_Exercise task_: Report every line of the data below that contains the string "Perfil".

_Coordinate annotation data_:
-.-.-

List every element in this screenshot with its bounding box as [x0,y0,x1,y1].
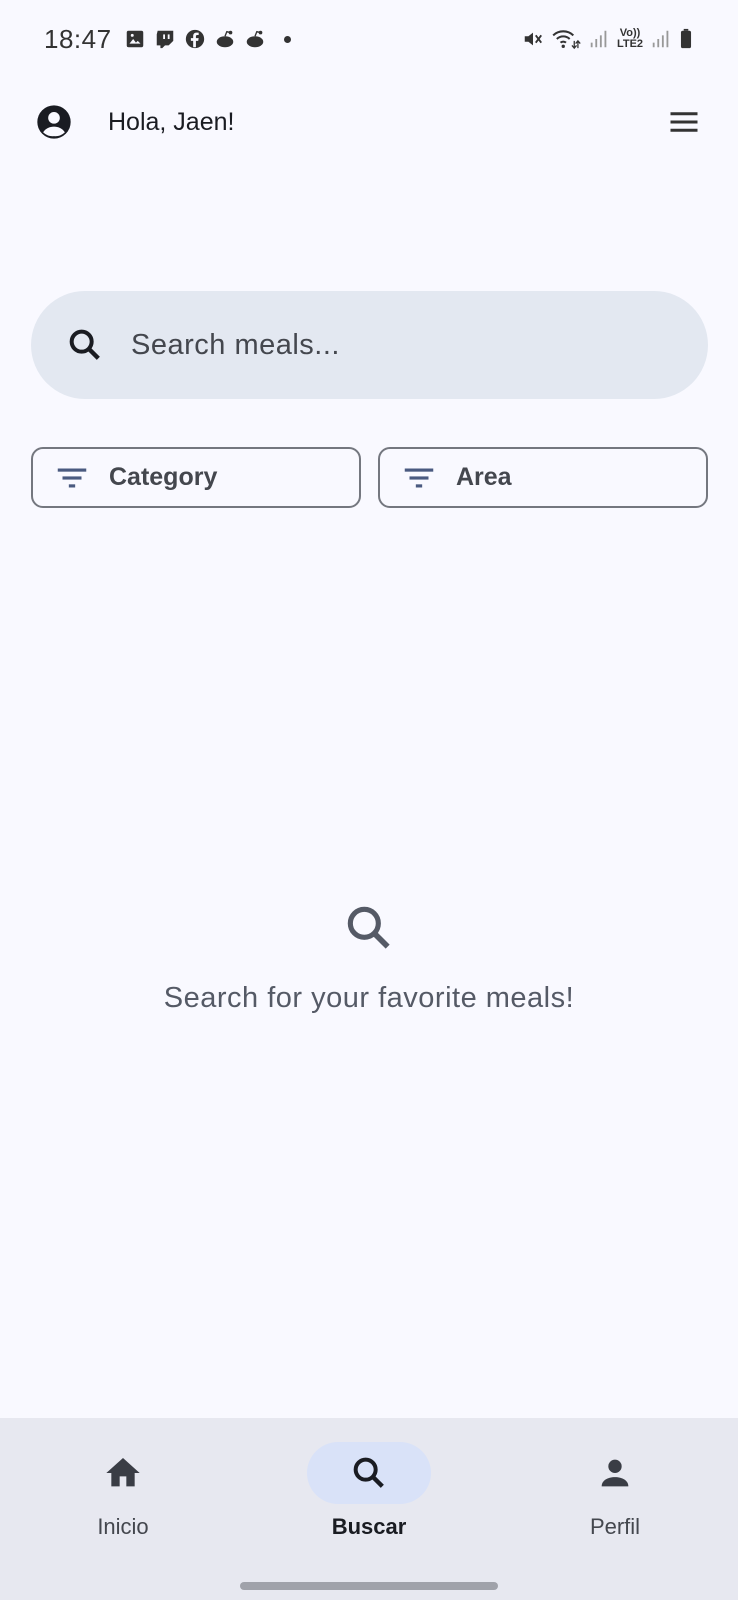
reddit-icon [244,28,266,50]
hamburger-menu-icon[interactable] [664,102,704,142]
home-indicator[interactable] [240,1582,498,1590]
signal-icon [588,28,610,50]
battery-icon [678,28,694,50]
mute-icon [522,28,544,50]
status-time: 18:47 [44,23,112,54]
status-right: Vo)) LTE2 [522,28,694,50]
area-filter-label: Area [456,463,512,491]
area-filter-button[interactable]: Area [378,447,708,508]
nav-label-perfil: Perfil [589,1514,641,1539]
search-icon [341,900,397,956]
person-icon [553,1442,677,1504]
empty-state-message: Search for your favorite meals! [163,982,575,1014]
signal-icon [650,28,672,50]
volte-lte2-icon: Vo)) LTE2 [616,28,644,50]
status-left: 18:47 [44,24,291,55]
reddit-icon [214,28,236,50]
search-input[interactable] [131,328,651,362]
filter-icon [400,459,438,497]
lte2-label: LTE2 [616,38,644,50]
nav-item-buscar[interactable]: Buscar [246,1418,492,1600]
search-icon [307,1442,431,1504]
empty-state: Search for your favorite meals! [0,900,738,1015]
status-bar: 18:47 Vo)) LTE2 [0,0,738,78]
nav-item-perfil[interactable]: Perfil [492,1418,738,1600]
search-icon [65,325,105,365]
account-circle-icon[interactable] [34,102,74,142]
home-icon [61,1442,185,1504]
category-filter-button[interactable]: Category [31,447,361,508]
filter-icon [53,459,91,497]
twitch-icon [154,28,176,50]
nav-label-inicio: Inicio [97,1514,149,1539]
more-notifications-dot [283,35,291,43]
search-bar[interactable] [31,291,708,399]
image-icon [124,28,146,50]
top-app-bar: Hola, Jaen! [0,88,738,156]
nav-label-buscar: Buscar [331,1514,407,1539]
bottom-navigation: Inicio Buscar Perfil [0,1418,738,1600]
facebook-icon [184,28,206,50]
greeting-text: Hola, Jaen! [108,107,235,136]
category-filter-label: Category [109,463,218,491]
nav-item-inicio[interactable]: Inicio [0,1418,246,1600]
filter-row: Category Area [31,447,708,508]
wifi-icon [550,28,582,50]
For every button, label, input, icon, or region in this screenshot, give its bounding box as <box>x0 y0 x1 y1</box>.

-.-.-

_Answer for the task_:
nav-label-perfil: Perfil [589,1514,641,1539]
nav-item-perfil[interactable]: Perfil [492,1418,738,1600]
bottom-navigation: Inicio Buscar Perfil [0,1418,738,1600]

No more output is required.